▸ Saved data entries
+++

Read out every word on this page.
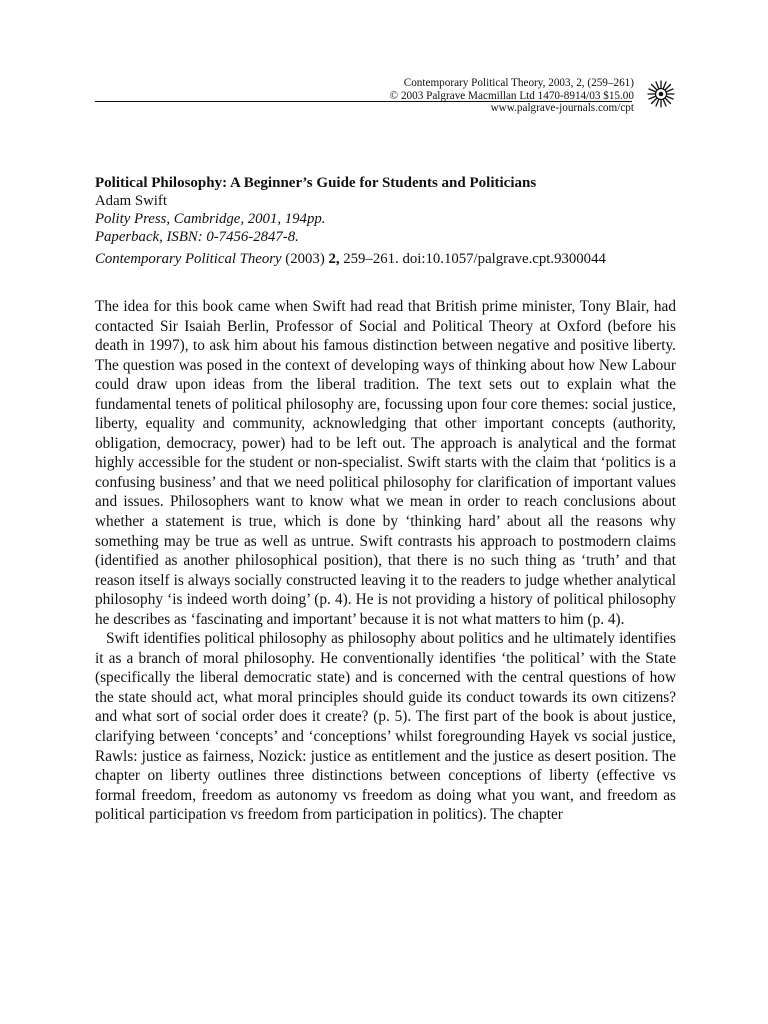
Contemporary Political Theory, 2003, 2, (259–261)
© 2003 Palgrave Macmillan Ltd 1470-8914/03 $15.00
www.palgrave-journals.com/cpt
Political Philosophy: A Beginner’s Guide for Students and Politicians
Adam Swift
Polity Press, Cambridge, 2001, 194pp.
Paperback, ISBN: 0-7456-2847-8.
Contemporary Political Theory (2003) 2, 259–261. doi:10.1057/palgrave.cpt.9300044

The idea for this book came when Swift had read that British prime minister, Tony Blair, had contacted Sir Isaiah Berlin, Professor of Social and Political Theory at Oxford (before his death in 1997), to ask him about his famous distinction between negative and positive liberty. The question was posed in the context of developing ways of thinking about how New Labour could draw upon ideas from the liberal tradition. The text sets out to explain what the fundamental tenets of political philosophy are, focussing upon four core themes: social justice, liberty, equality and community, acknowledging that other important concepts (authority, obligation, democracy, power) had to be left out. The approach is analytical and the format highly accessible for the student or non-specialist. Swift starts with the claim that ‘politics is a confusing business’ and that we need political philosophy for clarification of important values and issues. Philosophers want to know what we mean in order to reach conclusions about whether a statement is true, which is done by ‘thinking hard’ about all the reasons why something may be true as well as untrue. Swift contrasts his approach to postmodern claims (identified as another philosophical position), that there is no such thing as ‘truth’ and that reason itself is always socially constructed leaving it to the readers to judge whether analytical philosophy ‘is indeed worth doing’ (p. 4). He is not providing a history of political philosophy he describes as ‘fascinating and important’ because it is not what matters to him (p. 4).

Swift identifies political philosophy as philosophy about politics and he ultimately identifies it as a branch of moral philosophy. He conventionally identifies ‘the political’ with the State (specifically the liberal democratic state) and is concerned with the central questions of how the state should act, what moral principles should guide its conduct towards its own citizens? and what sort of social order does it create? (p. 5). The first part of the book is about justice, clarifying between ‘concepts’ and ‘conceptions’ whilst foregrounding Hayek vs social justice, Rawls: justice as fairness, Nozick: justice as entitlement and the justice as desert position. The chapter on liberty outlines three distinctions between conceptions of liberty (effective vs formal freedom, freedom as autonomy vs freedom as doing what you want, and freedom as political participation vs freedom from participation in politics). The chapter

+++

▸ What is asked
Write out every line of the preceding listing that contains "Contemporary".

▸ Result
Contemporary Political Theory, 2003, 2, (259–261)
Contemporary Political Theory (2003) 2, 259–261. doi:10.1057/palgrave.cpt.9300044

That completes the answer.